** begin **

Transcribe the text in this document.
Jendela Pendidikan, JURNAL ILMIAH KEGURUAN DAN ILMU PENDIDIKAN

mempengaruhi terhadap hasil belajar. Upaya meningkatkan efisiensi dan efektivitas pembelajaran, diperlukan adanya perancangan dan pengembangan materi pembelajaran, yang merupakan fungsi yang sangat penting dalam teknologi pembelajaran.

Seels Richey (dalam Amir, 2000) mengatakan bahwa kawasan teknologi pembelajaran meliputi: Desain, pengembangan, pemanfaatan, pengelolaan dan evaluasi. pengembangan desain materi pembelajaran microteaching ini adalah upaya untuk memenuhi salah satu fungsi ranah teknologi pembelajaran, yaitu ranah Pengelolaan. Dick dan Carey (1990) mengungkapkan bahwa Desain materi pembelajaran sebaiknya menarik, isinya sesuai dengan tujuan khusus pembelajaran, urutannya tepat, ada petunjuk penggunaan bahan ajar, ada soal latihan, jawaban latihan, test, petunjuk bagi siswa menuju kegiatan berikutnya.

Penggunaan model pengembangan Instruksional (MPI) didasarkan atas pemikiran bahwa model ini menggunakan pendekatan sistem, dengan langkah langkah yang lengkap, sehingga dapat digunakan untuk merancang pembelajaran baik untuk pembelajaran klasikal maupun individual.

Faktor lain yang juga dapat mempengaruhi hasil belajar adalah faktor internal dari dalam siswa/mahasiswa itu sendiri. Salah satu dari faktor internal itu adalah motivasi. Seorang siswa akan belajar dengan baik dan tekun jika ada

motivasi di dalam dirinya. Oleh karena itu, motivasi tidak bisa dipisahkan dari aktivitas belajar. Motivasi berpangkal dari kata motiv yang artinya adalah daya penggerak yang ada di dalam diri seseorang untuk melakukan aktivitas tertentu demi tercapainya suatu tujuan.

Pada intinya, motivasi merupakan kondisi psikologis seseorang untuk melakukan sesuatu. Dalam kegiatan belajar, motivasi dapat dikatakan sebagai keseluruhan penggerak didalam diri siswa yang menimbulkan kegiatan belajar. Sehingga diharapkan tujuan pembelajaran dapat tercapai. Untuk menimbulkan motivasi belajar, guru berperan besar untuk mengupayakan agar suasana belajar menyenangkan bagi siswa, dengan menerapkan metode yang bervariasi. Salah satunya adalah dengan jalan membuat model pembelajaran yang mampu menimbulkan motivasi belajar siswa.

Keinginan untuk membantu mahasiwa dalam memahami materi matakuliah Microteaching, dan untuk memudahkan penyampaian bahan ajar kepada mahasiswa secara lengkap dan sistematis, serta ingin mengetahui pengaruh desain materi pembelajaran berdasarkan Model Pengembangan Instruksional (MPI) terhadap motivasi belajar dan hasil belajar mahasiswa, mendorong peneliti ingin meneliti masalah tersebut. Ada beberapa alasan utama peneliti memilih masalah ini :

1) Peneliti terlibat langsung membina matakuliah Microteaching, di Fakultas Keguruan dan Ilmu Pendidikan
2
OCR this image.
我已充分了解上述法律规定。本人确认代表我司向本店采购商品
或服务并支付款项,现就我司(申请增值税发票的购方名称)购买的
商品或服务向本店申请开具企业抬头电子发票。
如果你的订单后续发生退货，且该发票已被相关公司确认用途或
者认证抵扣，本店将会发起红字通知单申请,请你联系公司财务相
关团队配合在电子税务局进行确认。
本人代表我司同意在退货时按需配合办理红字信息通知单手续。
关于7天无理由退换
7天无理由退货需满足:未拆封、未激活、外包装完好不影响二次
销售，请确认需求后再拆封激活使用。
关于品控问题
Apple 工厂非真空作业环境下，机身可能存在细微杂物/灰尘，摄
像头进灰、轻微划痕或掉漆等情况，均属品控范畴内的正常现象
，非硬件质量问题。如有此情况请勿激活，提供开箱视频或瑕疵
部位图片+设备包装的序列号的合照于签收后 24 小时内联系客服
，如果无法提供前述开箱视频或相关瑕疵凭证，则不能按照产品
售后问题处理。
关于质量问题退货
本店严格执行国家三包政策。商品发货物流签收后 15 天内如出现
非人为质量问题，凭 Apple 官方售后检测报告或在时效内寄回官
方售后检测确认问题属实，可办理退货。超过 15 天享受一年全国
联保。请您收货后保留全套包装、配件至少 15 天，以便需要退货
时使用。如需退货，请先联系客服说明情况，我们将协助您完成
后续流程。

** end **

**DIRECTIONS:**
Repeat every entry exactly as written above.

**COMPLETED TASK:**
Transcribe the text in this document.
Jendela Pendidikan, JURNAL ILMIAH KEGURUAN DAN ILMU PENDIDIKAN

mempengaruhi terhadap hasil belajar. Upaya meningkatkan efisiensi dan efektivitas pembelajaran, diperlukan adanya perancangan dan pengembangan materi pembelajaran, yang merupakan fungsi yang sangat penting dalam teknologi pembelajaran.

Seels Richey (dalam Amir, 2000) mengatakan bahwa kawasan teknologi pembelajaran meliputi: Desain, pengembangan, pemanfaatan, pengelolaan dan evaluasi. pengembangan desain materi pembelajaran microteaching ini adalah upaya untuk memenuhi salah satu fungsi ranah teknologi pembelajaran, yaitu ranah Pengelolaan. Dick dan Carey (1990) mengungkapkan bahwa Desain materi pembelajaran sebaiknya menarik, isinya sesuai dengan tujuan khusus pembelajaran, urutannya tepat, ada petunjuk penggunaan bahan ajar, ada soal latihan, jawaban latihan, test, petunjuk bagi siswa menuju kegiatan berikutnya.

Penggunaan model pengembangan Instruksional (MPI) didasarkan atas pemikiran bahwa model ini menggunakan pendekatan sistem, dengan langkah langkah yang lengkap, sehingga dapat digunakan untuk merancang pembelajaran baik untuk pembelajaran klasikal maupun individual.

Faktor lain yang juga dapat mempengaruhi hasil belajar adalah faktor internal dari dalam siswa/mahasiswa itu sendiri. Salah satu dari faktor internal itu adalah motivasi. Seorang siswa akan belajar dengan baik dan tekun jika ada

motivasi di dalam dirinya. Oleh karena itu, motivasi tidak bisa dipisahkan dari aktivitas belajar. Motivasi berpangkal dari kata motiv yang artinya adalah daya penggerak yang ada di dalam diri seseorang untuk melakukan aktivitas tertentu demi tercapainya suatu tujuan.

Pada intinya, motivasi merupakan kondisi psikologis seseorang untuk melakukan sesuatu. Dalam kegiatan belajar, motivasi dapat dikatakan sebagai keseluruhan penggerak didalam diri siswa yang menimbulkan kegiatan belajar. Sehingga diharapkan tujuan pembelajaran dapat tercapai. Untuk menimbulkan motivasi belajar, guru berperan besar untuk mengupayakan agar suasana belajar menyenangkan bagi siswa, dengan menerapkan metode yang bervariasi. Salah satunya adalah dengan jalan membuat model pembelajaran yang mampu menimbulkan motivasi belajar siswa.

Keinginan untuk membantu mahasiwa dalam memahami materi matakuliah Microteaching, dan untuk memudahkan penyampaian bahan ajar kepada mahasiswa secara lengkap dan sistematis, serta ingin mengetahui pengaruh desain materi pembelajaran berdasarkan Model Pengembangan Instruksional (MPI) terhadap motivasi belajar dan hasil belajar mahasiswa, mendorong peneliti ingin meneliti masalah tersebut. Ada beberapa alasan utama peneliti memilih masalah ini :

1) Peneliti terlibat langsung membina matakuliah Microteaching, di Fakultas Keguruan dan Ilmu Pendidikan
2
OCR this image.
我已充分了解上述法律规定。本人确认代表我司向本店采购商品
或服务并支付款项,现就我司(申请增值税发票的购方名称)购买的
商品或服务向本店申请开具企业抬头电子发票。
如果你的订单后续发生退货，且该发票已被相关公司确认用途或
者认证抵扣，本店将会发起红字通知单申请,请你联系公司财务相
关团队配合在电子税务局进行确认。
本人代表我司同意在退货时按需配合办理红字信息通知单手续。
关于7天无理由退换
7天无理由退货需满足:未拆封、未激活、外包装完好不影响二次
销售，请确认需求后再拆封激活使用。
关于品控问题
Apple 工厂非真空作业环境下，机身可能存在细微杂物/灰尘，摄
像头进灰、轻微划痕或掉漆等情况，均属品控范畴内的正常现象
，非硬件质量问题。如有此情况请勿激活，提供开箱视频或瑕疵
部位图片+设备包装的序列号的合照于签收后 24 小时内联系客服
，如果无法提供前述开箱视频或相关瑕疵凭证，则不能按照产品
售后问题处理。
关于质量问题退货
本店严格执行国家三包政策。商品发货物流签收后 15 天内如出现
非人为质量问题，凭 Apple 官方售后检测报告或在时效内寄回官
方售后检测确认问题属实，可办理退货。超过 15 天享受一年全国
联保。请您收货后保留全套包装、配件至少 15 天，以便需要退货
时使用。如需退货，请先联系客服说明情况，我们将协助您完成
后续流程。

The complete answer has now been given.